EXERCISE DETAILS — Print the complete set of entries exactly.

DATA FOR THIS EXERCISE —
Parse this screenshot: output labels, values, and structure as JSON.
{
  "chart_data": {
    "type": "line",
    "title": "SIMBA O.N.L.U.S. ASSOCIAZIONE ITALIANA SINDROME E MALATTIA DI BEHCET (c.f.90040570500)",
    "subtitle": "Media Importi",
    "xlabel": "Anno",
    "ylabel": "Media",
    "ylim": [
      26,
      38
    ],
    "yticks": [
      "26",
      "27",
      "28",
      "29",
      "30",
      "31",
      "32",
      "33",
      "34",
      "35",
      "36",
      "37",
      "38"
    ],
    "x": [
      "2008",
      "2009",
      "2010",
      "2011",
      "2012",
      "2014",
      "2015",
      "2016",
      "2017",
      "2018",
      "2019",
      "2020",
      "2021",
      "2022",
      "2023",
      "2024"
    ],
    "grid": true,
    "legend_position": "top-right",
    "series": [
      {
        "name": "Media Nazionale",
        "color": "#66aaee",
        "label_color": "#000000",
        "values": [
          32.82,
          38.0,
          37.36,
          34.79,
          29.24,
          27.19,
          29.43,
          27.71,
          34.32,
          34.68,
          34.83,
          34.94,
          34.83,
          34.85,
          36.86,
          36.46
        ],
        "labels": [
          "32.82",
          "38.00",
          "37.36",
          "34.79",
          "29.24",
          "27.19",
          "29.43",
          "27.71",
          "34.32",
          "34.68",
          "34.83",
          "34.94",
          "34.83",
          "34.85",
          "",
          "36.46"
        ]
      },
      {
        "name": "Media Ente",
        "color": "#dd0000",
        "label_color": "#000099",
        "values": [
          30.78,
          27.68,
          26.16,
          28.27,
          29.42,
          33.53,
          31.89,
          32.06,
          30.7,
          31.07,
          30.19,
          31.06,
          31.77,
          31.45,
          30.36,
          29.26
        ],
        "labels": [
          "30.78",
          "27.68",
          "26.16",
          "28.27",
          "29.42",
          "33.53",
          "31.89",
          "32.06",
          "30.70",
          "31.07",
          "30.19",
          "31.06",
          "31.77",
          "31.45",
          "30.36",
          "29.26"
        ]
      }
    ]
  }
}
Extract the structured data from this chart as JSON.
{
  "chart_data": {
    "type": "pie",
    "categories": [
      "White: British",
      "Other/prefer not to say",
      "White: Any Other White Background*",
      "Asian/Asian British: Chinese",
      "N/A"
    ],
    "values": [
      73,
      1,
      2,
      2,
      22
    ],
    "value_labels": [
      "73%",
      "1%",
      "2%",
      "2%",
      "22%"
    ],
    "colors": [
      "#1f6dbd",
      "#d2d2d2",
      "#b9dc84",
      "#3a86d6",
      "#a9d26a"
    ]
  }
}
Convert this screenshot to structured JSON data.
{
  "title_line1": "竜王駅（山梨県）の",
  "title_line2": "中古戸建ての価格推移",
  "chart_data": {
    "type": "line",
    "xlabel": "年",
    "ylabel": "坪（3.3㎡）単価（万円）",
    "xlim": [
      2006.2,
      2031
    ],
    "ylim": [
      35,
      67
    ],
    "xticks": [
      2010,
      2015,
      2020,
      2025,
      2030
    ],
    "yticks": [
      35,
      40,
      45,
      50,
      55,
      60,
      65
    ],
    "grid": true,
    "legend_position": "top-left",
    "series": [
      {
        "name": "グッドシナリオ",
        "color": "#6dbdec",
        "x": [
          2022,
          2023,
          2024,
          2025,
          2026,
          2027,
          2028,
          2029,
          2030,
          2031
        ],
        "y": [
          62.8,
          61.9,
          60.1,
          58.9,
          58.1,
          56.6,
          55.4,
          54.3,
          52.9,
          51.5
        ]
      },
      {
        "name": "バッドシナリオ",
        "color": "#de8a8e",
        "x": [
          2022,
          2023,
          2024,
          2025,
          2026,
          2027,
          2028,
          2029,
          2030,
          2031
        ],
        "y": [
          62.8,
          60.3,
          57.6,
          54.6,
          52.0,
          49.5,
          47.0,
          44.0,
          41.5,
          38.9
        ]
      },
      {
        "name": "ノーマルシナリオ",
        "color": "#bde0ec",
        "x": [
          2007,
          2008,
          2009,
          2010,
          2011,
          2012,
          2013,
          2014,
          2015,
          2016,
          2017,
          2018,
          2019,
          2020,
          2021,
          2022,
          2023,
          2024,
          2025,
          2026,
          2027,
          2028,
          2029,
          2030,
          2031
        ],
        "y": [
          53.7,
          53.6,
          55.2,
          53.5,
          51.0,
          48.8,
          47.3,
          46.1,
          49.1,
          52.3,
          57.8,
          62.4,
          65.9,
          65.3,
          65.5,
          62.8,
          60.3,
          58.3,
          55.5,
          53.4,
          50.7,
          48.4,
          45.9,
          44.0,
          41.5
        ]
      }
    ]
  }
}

FINISHED TASK —
Parse this screenshot: output labels, values, and structure as JSON.
{
  "chart_data": {
    "type": "line",
    "title": "SIMBA O.N.L.U.S. ASSOCIAZIONE ITALIANA SINDROME E MALATTIA DI BEHCET (c.f.90040570500)",
    "subtitle": "Media Importi",
    "xlabel": "Anno",
    "ylabel": "Media",
    "ylim": [
      26,
      38
    ],
    "yticks": [
      "26",
      "27",
      "28",
      "29",
      "30",
      "31",
      "32",
      "33",
      "34",
      "35",
      "36",
      "37",
      "38"
    ],
    "x": [
      "2008",
      "2009",
      "2010",
      "2011",
      "2012",
      "2014",
      "2015",
      "2016",
      "2017",
      "2018",
      "2019",
      "2020",
      "2021",
      "2022",
      "2023",
      "2024"
    ],
    "grid": true,
    "legend_position": "top-right",
    "series": [
      {
        "name": "Media Nazionale",
        "color": "#66aaee",
        "label_color": "#000000",
        "values": [
          32.82,
          38.0,
          37.36,
          34.79,
          29.24,
          27.19,
          29.43,
          27.71,
          34.32,
          34.68,
          34.83,
          34.94,
          34.83,
          34.85,
          36.86,
          36.46
        ],
        "labels": [
          "32.82",
          "38.00",
          "37.36",
          "34.79",
          "29.24",
          "27.19",
          "29.43",
          "27.71",
          "34.32",
          "34.68",
          "34.83",
          "34.94",
          "34.83",
          "34.85",
          "",
          "36.46"
        ]
      },
      {
        "name": "Media Ente",
        "color": "#dd0000",
        "label_color": "#000099",
        "values": [
          30.78,
          27.68,
          26.16,
          28.27,
          29.42,
          33.53,
          31.89,
          32.06,
          30.7,
          31.07,
          30.19,
          31.06,
          31.77,
          31.45,
          30.36,
          29.26
        ],
        "labels": [
          "30.78",
          "27.68",
          "26.16",
          "28.27",
          "29.42",
          "33.53",
          "31.89",
          "32.06",
          "30.70",
          "31.07",
          "30.19",
          "31.06",
          "31.77",
          "31.45",
          "30.36",
          "29.26"
        ]
      }
    ]
  }
}
Extract the structured data from this chart as JSON.
{
  "chart_data": {
    "type": "pie",
    "categories": [
      "White: British",
      "Other/prefer not to say",
      "White: Any Other White Background*",
      "Asian/Asian British: Chinese",
      "N/A"
    ],
    "values": [
      73,
      1,
      2,
      2,
      22
    ],
    "value_labels": [
      "73%",
      "1%",
      "2%",
      "2%",
      "22%"
    ],
    "colors": [
      "#1f6dbd",
      "#d2d2d2",
      "#b9dc84",
      "#3a86d6",
      "#a9d26a"
    ]
  }
}
Convert this screenshot to structured JSON data.
{
  "title_line1": "竜王駅（山梨県）の",
  "title_line2": "中古戸建ての価格推移",
  "chart_data": {
    "type": "line",
    "xlabel": "年",
    "ylabel": "坪（3.3㎡）単価（万円）",
    "xlim": [
      2006.2,
      2031
    ],
    "ylim": [
      35,
      67
    ],
    "xticks": [
      2010,
      2015,
      2020,
      2025,
      2030
    ],
    "yticks": [
      35,
      40,
      45,
      50,
      55,
      60,
      65
    ],
    "grid": true,
    "legend_position": "top-left",
    "series": [
      {
        "name": "グッドシナリオ",
        "color": "#6dbdec",
        "x": [
          2022,
          2023,
          2024,
          2025,
          2026,
          2027,
          2028,
          2029,
          2030,
          2031
        ],
        "y": [
          62.8,
          61.9,
          60.1,
          58.9,
          58.1,
          56.6,
          55.4,
          54.3,
          52.9,
          51.5
        ]
      },
      {
        "name": "バッドシナリオ",
        "color": "#de8a8e",
        "x": [
          2022,
          2023,
          2024,
          2025,
          2026,
          2027,
          2028,
          2029,
          2030,
          2031
        ],
        "y": [
          62.8,
          60.3,
          57.6,
          54.6,
          52.0,
          49.5,
          47.0,
          44.0,
          41.5,
          38.9
        ]
      },
      {
        "name": "ノーマルシナリオ",
        "color": "#bde0ec",
        "x": [
          2007,
          2008,
          2009,
          2010,
          2011,
          2012,
          2013,
          2014,
          2015,
          2016,
          2017,
          2018,
          2019,
          2020,
          2021,
          2022,
          2023,
          2024,
          2025,
          2026,
          2027,
          2028,
          2029,
          2030,
          2031
        ],
        "y": [
          53.7,
          53.6,
          55.2,
          53.5,
          51.0,
          48.8,
          47.3,
          46.1,
          49.1,
          52.3,
          57.8,
          62.4,
          65.9,
          65.3,
          65.5,
          62.8,
          60.3,
          58.3,
          55.5,
          53.4,
          50.7,
          48.4,
          45.9,
          44.0,
          41.5
        ]
      }
    ]
  }
}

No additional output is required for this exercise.